### [Input]
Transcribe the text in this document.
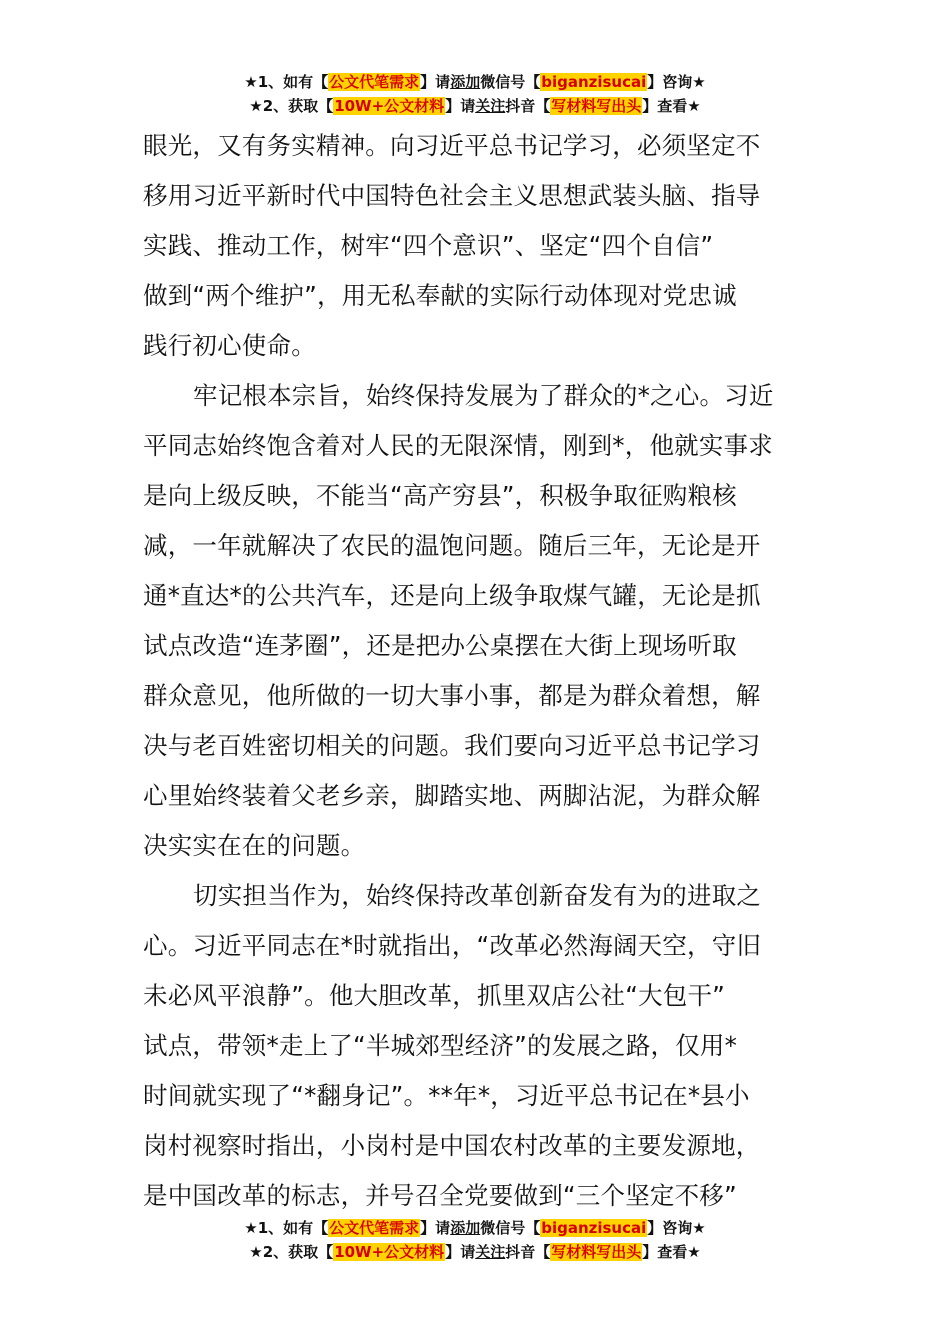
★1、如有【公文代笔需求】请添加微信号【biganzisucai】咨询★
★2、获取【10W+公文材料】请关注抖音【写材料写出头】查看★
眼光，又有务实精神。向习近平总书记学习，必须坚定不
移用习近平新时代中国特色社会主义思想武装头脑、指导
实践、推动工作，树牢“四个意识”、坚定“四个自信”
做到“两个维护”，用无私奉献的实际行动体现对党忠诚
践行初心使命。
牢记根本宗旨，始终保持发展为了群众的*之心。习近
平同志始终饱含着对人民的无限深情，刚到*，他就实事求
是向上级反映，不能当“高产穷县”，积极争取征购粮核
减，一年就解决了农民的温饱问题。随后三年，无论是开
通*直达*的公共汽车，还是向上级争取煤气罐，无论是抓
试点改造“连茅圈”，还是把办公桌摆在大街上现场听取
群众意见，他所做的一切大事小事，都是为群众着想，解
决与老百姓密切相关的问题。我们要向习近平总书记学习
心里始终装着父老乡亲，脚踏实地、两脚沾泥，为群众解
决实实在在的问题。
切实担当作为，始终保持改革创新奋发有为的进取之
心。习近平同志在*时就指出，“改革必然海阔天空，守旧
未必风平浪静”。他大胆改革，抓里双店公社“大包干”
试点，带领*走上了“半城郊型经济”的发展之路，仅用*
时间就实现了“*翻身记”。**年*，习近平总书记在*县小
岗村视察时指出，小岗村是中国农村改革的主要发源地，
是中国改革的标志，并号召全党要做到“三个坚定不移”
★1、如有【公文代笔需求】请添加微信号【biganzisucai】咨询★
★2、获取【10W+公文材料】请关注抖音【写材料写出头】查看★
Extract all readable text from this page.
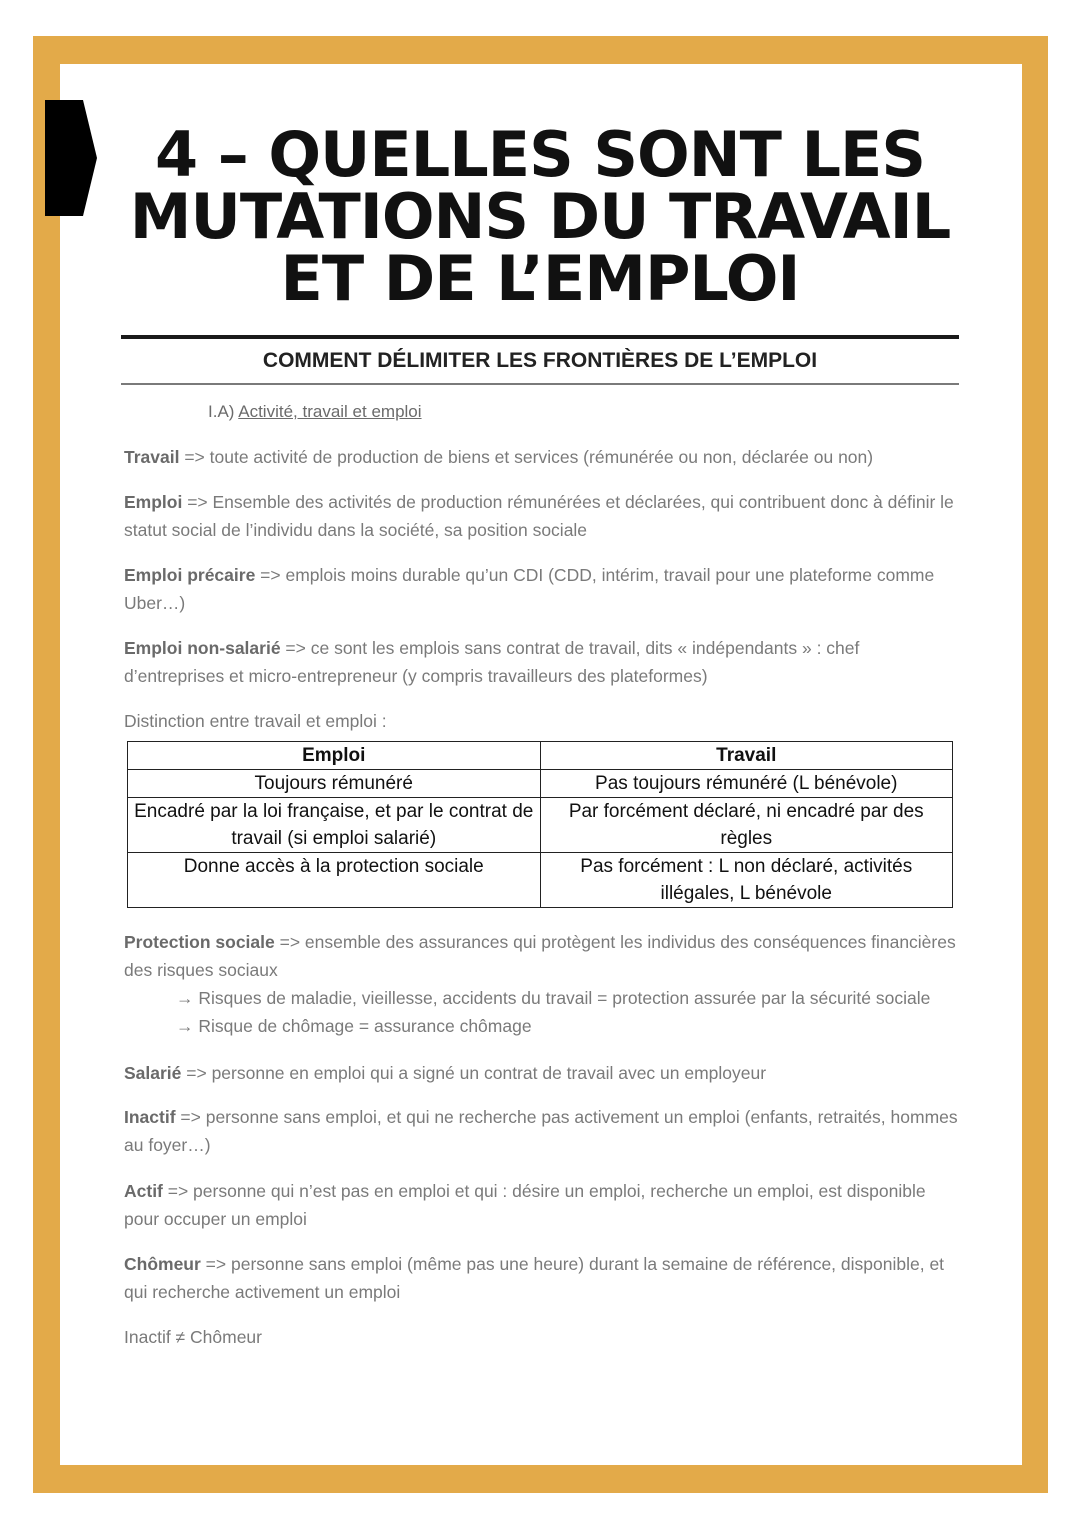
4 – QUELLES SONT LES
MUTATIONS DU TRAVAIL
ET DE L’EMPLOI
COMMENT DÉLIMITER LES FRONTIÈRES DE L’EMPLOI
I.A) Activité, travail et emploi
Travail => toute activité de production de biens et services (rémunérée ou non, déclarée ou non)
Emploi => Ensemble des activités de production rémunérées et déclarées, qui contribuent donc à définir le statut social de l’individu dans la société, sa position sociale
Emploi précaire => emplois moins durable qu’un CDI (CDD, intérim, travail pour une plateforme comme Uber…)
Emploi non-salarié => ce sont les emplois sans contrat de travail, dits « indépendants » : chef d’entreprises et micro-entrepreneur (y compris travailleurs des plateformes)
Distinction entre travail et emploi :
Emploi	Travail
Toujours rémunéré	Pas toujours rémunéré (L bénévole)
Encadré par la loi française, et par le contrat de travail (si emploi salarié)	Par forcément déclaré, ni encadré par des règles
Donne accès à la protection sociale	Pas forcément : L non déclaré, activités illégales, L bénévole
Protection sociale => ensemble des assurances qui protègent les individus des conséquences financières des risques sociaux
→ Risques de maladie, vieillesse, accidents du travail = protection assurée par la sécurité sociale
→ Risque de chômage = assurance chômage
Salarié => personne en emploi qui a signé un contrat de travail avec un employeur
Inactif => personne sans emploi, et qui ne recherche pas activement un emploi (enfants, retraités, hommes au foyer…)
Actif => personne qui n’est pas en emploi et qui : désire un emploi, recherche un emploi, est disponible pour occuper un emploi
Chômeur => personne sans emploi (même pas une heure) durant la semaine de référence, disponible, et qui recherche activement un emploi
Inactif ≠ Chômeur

### [Given exercise]
Reply with only the number of lines in the material above where the string "Chômeur" appears.

### [Reply]
2